[TO BE DONE]: Leave out all pictures. Extract exactly the lines from the one containing "What data populates" through the end of the data.

[RECORDED INFORMATION]:
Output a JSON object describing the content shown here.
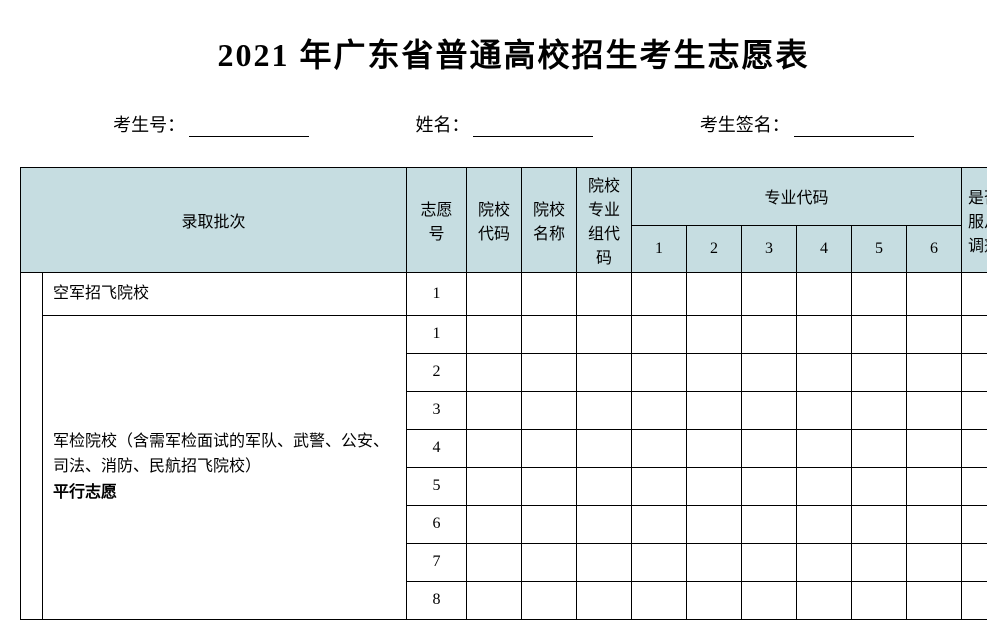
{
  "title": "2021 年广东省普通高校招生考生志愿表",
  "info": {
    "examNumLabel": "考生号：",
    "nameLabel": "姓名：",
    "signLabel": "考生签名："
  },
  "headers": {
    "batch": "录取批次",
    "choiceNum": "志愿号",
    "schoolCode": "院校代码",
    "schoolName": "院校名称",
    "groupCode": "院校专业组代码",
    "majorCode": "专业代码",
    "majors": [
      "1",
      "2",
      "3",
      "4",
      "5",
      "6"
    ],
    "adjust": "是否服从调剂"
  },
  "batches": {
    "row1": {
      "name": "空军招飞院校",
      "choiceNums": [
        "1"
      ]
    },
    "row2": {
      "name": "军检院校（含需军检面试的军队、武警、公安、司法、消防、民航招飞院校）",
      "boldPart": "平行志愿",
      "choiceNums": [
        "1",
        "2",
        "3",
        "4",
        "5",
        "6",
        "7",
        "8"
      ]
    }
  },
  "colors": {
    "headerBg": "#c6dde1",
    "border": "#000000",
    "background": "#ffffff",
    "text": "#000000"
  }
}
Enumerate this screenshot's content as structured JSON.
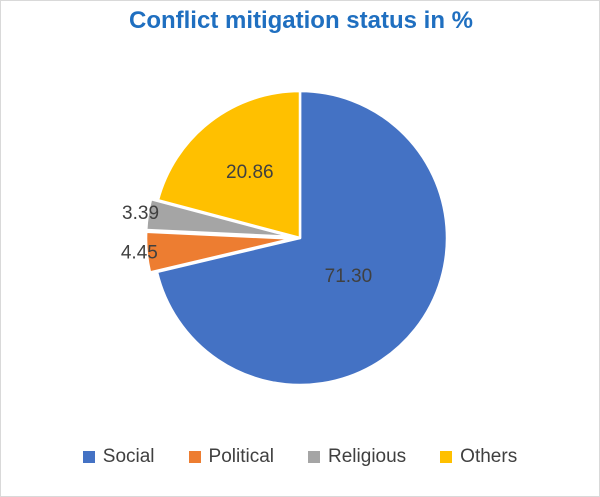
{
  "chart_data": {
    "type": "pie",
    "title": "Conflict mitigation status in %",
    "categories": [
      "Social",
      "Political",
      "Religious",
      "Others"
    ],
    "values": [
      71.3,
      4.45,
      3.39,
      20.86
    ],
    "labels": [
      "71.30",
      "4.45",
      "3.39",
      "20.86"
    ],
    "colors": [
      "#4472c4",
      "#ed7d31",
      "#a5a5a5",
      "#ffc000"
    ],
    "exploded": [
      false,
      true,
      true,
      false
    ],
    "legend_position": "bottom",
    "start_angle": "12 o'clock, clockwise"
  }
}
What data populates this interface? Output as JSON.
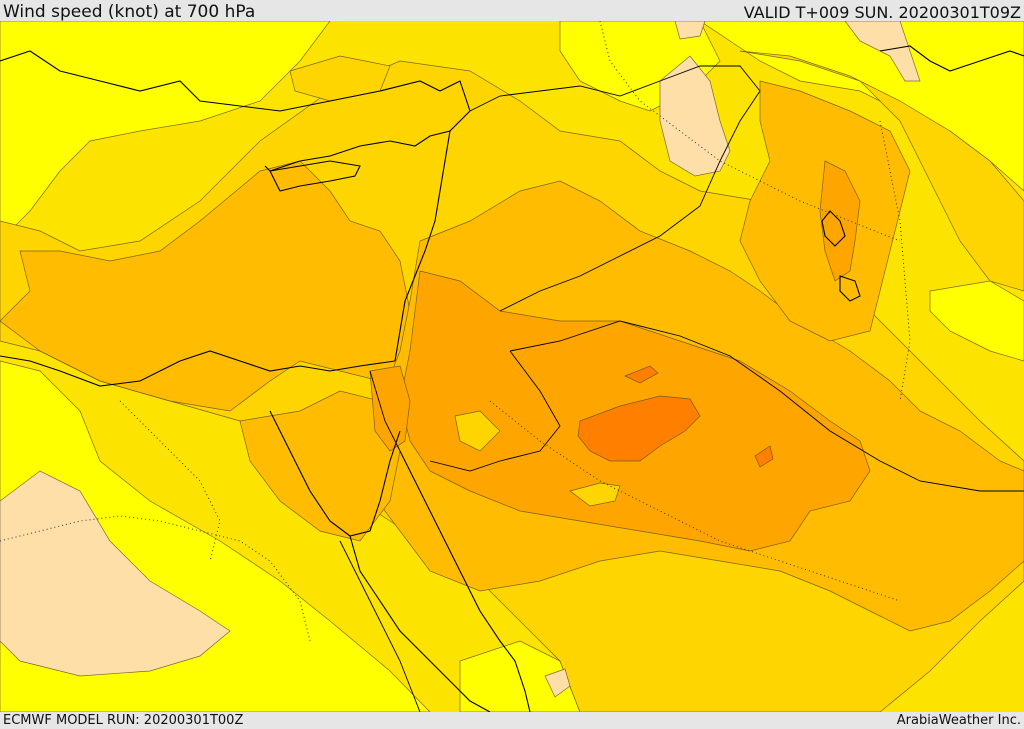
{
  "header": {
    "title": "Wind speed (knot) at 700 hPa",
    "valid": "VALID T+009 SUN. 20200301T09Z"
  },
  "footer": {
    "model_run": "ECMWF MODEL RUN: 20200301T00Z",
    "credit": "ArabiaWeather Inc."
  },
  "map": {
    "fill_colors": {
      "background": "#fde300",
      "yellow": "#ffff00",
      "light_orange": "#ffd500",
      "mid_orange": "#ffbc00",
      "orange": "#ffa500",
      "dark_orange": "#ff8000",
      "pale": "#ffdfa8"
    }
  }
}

[PROBLEM SOLUTION]:
What data populates this interface? Output as JSON.
{
  "header": {
    "title": "Wind speed (knot) at 700 hPa",
    "valid": "VALID T+009 SUN. 20200301T09Z"
  },
  "footer": {
    "model_run": "ECMWF MODEL RUN: 20200301T00Z",
    "credit": "ArabiaWeather Inc."
  },
  "map": {
    "fill_colors": {
      "background": "#fde300",
      "yellow": "#ffff00",
      "light_orange": "#ffd500",
      "mid_orange": "#ffbc00",
      "orange": "#ffa500",
      "dark_orange": "#ff8000",
      "pale": "#ffdfa8"
    }
  }
}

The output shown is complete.